• [The problem]:
Transcribe the material verbatim in full; the pictures do not belong in the copy.

(Structured figure records)
* begin *
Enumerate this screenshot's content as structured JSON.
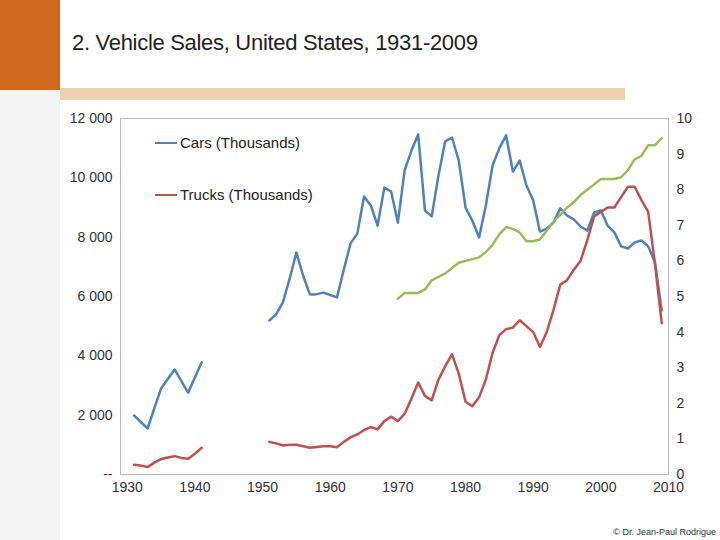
{
  "chart_data": {
    "type": "line",
    "title": "2. Vehicle Sales, United States, 1931-2009",
    "annotations": [
      "© Dr. Jean-Paul Rodrigue"
    ],
    "x": [
      1931,
      1932,
      1933,
      1934,
      1935,
      1936,
      1937,
      1938,
      1939,
      1940,
      1941,
      1942,
      1943,
      1944,
      1945,
      1946,
      1947,
      1948,
      1949,
      1950,
      1951,
      1952,
      1953,
      1954,
      1955,
      1956,
      1957,
      1958,
      1959,
      1960,
      1961,
      1962,
      1963,
      1964,
      1965,
      1966,
      1967,
      1968,
      1969,
      1970,
      1971,
      1972,
      1973,
      1974,
      1975,
      1976,
      1977,
      1978,
      1979,
      1980,
      1981,
      1982,
      1983,
      1984,
      1985,
      1986,
      1987,
      1988,
      1989,
      1990,
      1991,
      1992,
      1993,
      1994,
      1995,
      1996,
      1997,
      1998,
      1999,
      2000,
      2001,
      2002,
      2003,
      2004,
      2005,
      2006,
      2007,
      2008,
      2009
    ],
    "series": [
      {
        "name": "Cars (Thousands)",
        "color": "#4f81bd",
        "values": [
          1990,
          1770,
          1550,
          2230,
          2900,
          3220,
          3540,
          3150,
          2760,
          3270,
          3780,
          null,
          null,
          null,
          null,
          null,
          null,
          null,
          null,
          null,
          5190,
          5400,
          5800,
          6600,
          7480,
          6700,
          6070,
          6080,
          6130,
          6050,
          5970,
          6900,
          7790,
          8120,
          9370,
          9070,
          8390,
          9670,
          9540,
          8490,
          10250,
          10920,
          11460,
          8900,
          8700,
          10080,
          11230,
          11360,
          10580,
          9000,
          8560,
          7990,
          9070,
          10420,
          11000,
          11430,
          10210,
          10580,
          9740,
          9240,
          8190,
          8290,
          8490,
          8970,
          8730,
          8600,
          8360,
          8220,
          8830,
          8900,
          8390,
          8160,
          7690,
          7620,
          7820,
          7890,
          7690,
          7150,
          5530
        ]
      },
      {
        "name": "Trucks (Thousands)",
        "color": "#c0504d",
        "values": [
          330,
          300,
          250,
          400,
          520,
          570,
          620,
          560,
          530,
          700,
          900,
          null,
          null,
          null,
          null,
          null,
          null,
          null,
          null,
          null,
          1100,
          1050,
          980,
          1000,
          1000,
          950,
          900,
          930,
          950,
          950,
          920,
          1100,
          1250,
          1350,
          1500,
          1600,
          1520,
          1800,
          1950,
          1800,
          2050,
          2550,
          3100,
          2650,
          2500,
          3200,
          3650,
          4050,
          3400,
          2450,
          2300,
          2600,
          3200,
          4100,
          4700,
          4900,
          4950,
          5200,
          5000,
          4800,
          4300,
          4800,
          5550,
          6400,
          6550,
          6900,
          7200,
          7900,
          8700,
          8850,
          9000,
          9000,
          9350,
          9700,
          9700,
          9250,
          8850,
          7100,
          5100
        ]
      },
      {
        "color": "#9bbb59",
        "axis": "y2",
        "values": [
          null,
          null,
          null,
          null,
          null,
          null,
          null,
          null,
          null,
          null,
          null,
          null,
          null,
          null,
          null,
          null,
          null,
          null,
          null,
          null,
          null,
          null,
          null,
          null,
          null,
          null,
          null,
          null,
          null,
          null,
          null,
          null,
          null,
          null,
          null,
          null,
          null,
          null,
          null,
          4.94,
          5.1,
          5.1,
          5.1,
          5.2,
          5.45,
          5.55,
          5.65,
          5.8,
          5.95,
          6.0,
          6.05,
          6.1,
          6.25,
          6.45,
          6.75,
          6.95,
          6.9,
          6.8,
          6.55,
          6.55,
          6.6,
          6.85,
          7.1,
          7.3,
          7.5,
          7.65,
          7.85,
          8.0,
          8.15,
          8.3,
          8.3,
          8.3,
          8.35,
          8.55,
          8.85,
          8.95,
          9.25,
          9.25,
          9.45
        ]
      }
    ],
    "xlim": [
      1929,
      2010
    ],
    "xticks": [
      1930,
      1940,
      1950,
      1960,
      1970,
      1980,
      1990,
      2000,
      2010
    ],
    "ylim": [
      0,
      12000
    ],
    "yticks": [
      {
        "value": 0,
        "label": "--"
      },
      {
        "value": 2000,
        "label": "2 000"
      },
      {
        "value": 4000,
        "label": "4 000"
      },
      {
        "value": 6000,
        "label": "6 000"
      },
      {
        "value": 8000,
        "label": "8 000"
      },
      {
        "value": 10000,
        "label": "10 000"
      },
      {
        "value": 12000,
        "label": "12 000"
      }
    ],
    "y2lim": [
      0,
      10
    ],
    "y2ticks": [
      0,
      1,
      2,
      3,
      4,
      5,
      6,
      7,
      8,
      9,
      10
    ],
    "grid": false,
    "legend": "upper left"
  }
}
* end *
• [Solution to the exercise]:
Enumerate this screenshot's content as structured JSON.
{
  "chart_data": {
    "type": "line",
    "title": "2. Vehicle Sales, United States, 1931-2009",
    "annotations": [
      "© Dr. Jean-Paul Rodrigue"
    ],
    "x": [
      1931,
      1932,
      1933,
      1934,
      1935,
      1936,
      1937,
      1938,
      1939,
      1940,
      1941,
      1942,
      1943,
      1944,
      1945,
      1946,
      1947,
      1948,
      1949,
      1950,
      1951,
      1952,
      1953,
      1954,
      1955,
      1956,
      1957,
      1958,
      1959,
      1960,
      1961,
      1962,
      1963,
      1964,
      1965,
      1966,
      1967,
      1968,
      1969,
      1970,
      1971,
      1972,
      1973,
      1974,
      1975,
      1976,
      1977,
      1978,
      1979,
      1980,
      1981,
      1982,
      1983,
      1984,
      1985,
      1986,
      1987,
      1988,
      1989,
      1990,
      1991,
      1992,
      1993,
      1994,
      1995,
      1996,
      1997,
      1998,
      1999,
      2000,
      2001,
      2002,
      2003,
      2004,
      2005,
      2006,
      2007,
      2008,
      2009
    ],
    "series": [
      {
        "name": "Cars (Thousands)",
        "color": "#4f81bd",
        "values": [
          1990,
          1770,
          1550,
          2230,
          2900,
          3220,
          3540,
          3150,
          2760,
          3270,
          3780,
          null,
          null,
          null,
          null,
          null,
          null,
          null,
          null,
          null,
          5190,
          5400,
          5800,
          6600,
          7480,
          6700,
          6070,
          6080,
          6130,
          6050,
          5970,
          6900,
          7790,
          8120,
          9370,
          9070,
          8390,
          9670,
          9540,
          8490,
          10250,
          10920,
          11460,
          8900,
          8700,
          10080,
          11230,
          11360,
          10580,
          9000,
          8560,
          7990,
          9070,
          10420,
          11000,
          11430,
          10210,
          10580,
          9740,
          9240,
          8190,
          8290,
          8490,
          8970,
          8730,
          8600,
          8360,
          8220,
          8830,
          8900,
          8390,
          8160,
          7690,
          7620,
          7820,
          7890,
          7690,
          7150,
          5530
        ]
      },
      {
        "name": "Trucks (Thousands)",
        "color": "#c0504d",
        "values": [
          330,
          300,
          250,
          400,
          520,
          570,
          620,
          560,
          530,
          700,
          900,
          null,
          null,
          null,
          null,
          null,
          null,
          null,
          null,
          null,
          1100,
          1050,
          980,
          1000,
          1000,
          950,
          900,
          930,
          950,
          950,
          920,
          1100,
          1250,
          1350,
          1500,
          1600,
          1520,
          1800,
          1950,
          1800,
          2050,
          2550,
          3100,
          2650,
          2500,
          3200,
          3650,
          4050,
          3400,
          2450,
          2300,
          2600,
          3200,
          4100,
          4700,
          4900,
          4950,
          5200,
          5000,
          4800,
          4300,
          4800,
          5550,
          6400,
          6550,
          6900,
          7200,
          7900,
          8700,
          8850,
          9000,
          9000,
          9350,
          9700,
          9700,
          9250,
          8850,
          7100,
          5100
        ]
      },
      {
        "color": "#9bbb59",
        "axis": "y2",
        "values": [
          null,
          null,
          null,
          null,
          null,
          null,
          null,
          null,
          null,
          null,
          null,
          null,
          null,
          null,
          null,
          null,
          null,
          null,
          null,
          null,
          null,
          null,
          null,
          null,
          null,
          null,
          null,
          null,
          null,
          null,
          null,
          null,
          null,
          null,
          null,
          null,
          null,
          null,
          null,
          4.94,
          5.1,
          5.1,
          5.1,
          5.2,
          5.45,
          5.55,
          5.65,
          5.8,
          5.95,
          6.0,
          6.05,
          6.1,
          6.25,
          6.45,
          6.75,
          6.95,
          6.9,
          6.8,
          6.55,
          6.55,
          6.6,
          6.85,
          7.1,
          7.3,
          7.5,
          7.65,
          7.85,
          8.0,
          8.15,
          8.3,
          8.3,
          8.3,
          8.35,
          8.55,
          8.85,
          8.95,
          9.25,
          9.25,
          9.45
        ]
      }
    ],
    "xlim": [
      1929,
      2010
    ],
    "xticks": [
      1930,
      1940,
      1950,
      1960,
      1970,
      1980,
      1990,
      2000,
      2010
    ],
    "ylim": [
      0,
      12000
    ],
    "yticks": [
      {
        "value": 0,
        "label": "--"
      },
      {
        "value": 2000,
        "label": "2 000"
      },
      {
        "value": 4000,
        "label": "4 000"
      },
      {
        "value": 6000,
        "label": "6 000"
      },
      {
        "value": 8000,
        "label": "8 000"
      },
      {
        "value": 10000,
        "label": "10 000"
      },
      {
        "value": 12000,
        "label": "12 000"
      }
    ],
    "y2lim": [
      0,
      10
    ],
    "y2ticks": [
      0,
      1,
      2,
      3,
      4,
      5,
      6,
      7,
      8,
      9,
      10
    ],
    "grid": false,
    "legend": "upper left"
  }
}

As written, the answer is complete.